- _WHAT YOU NEED TO DO_
Print the entries in full, word for word, but not the pictures.

Part of a data file
==*==
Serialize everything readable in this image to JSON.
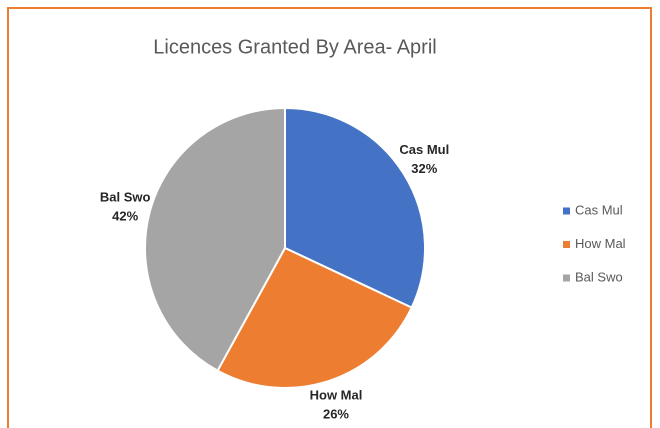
{
  "chart_data": {
    "type": "pie",
    "title": "Licences Granted By Area- April",
    "categories": [
      "Cas Mul",
      "How Mal",
      "Bal Swo"
    ],
    "values": [
      32,
      26,
      42
    ],
    "value_labels": [
      "32%",
      "26%",
      "42%"
    ],
    "colors": [
      "#4472c4",
      "#ed7d31",
      "#a5a5a5"
    ],
    "legend": "right"
  }
}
==*==
- _CORRECT ANSWER_
Serialize everything readable in this image to JSON.
{
  "chart_data": {
    "type": "pie",
    "title": "Licences Granted By Area- April",
    "categories": [
      "Cas Mul",
      "How Mal",
      "Bal Swo"
    ],
    "values": [
      32,
      26,
      42
    ],
    "value_labels": [
      "32%",
      "26%",
      "42%"
    ],
    "colors": [
      "#4472c4",
      "#ed7d31",
      "#a5a5a5"
    ],
    "legend": "right"
  }
}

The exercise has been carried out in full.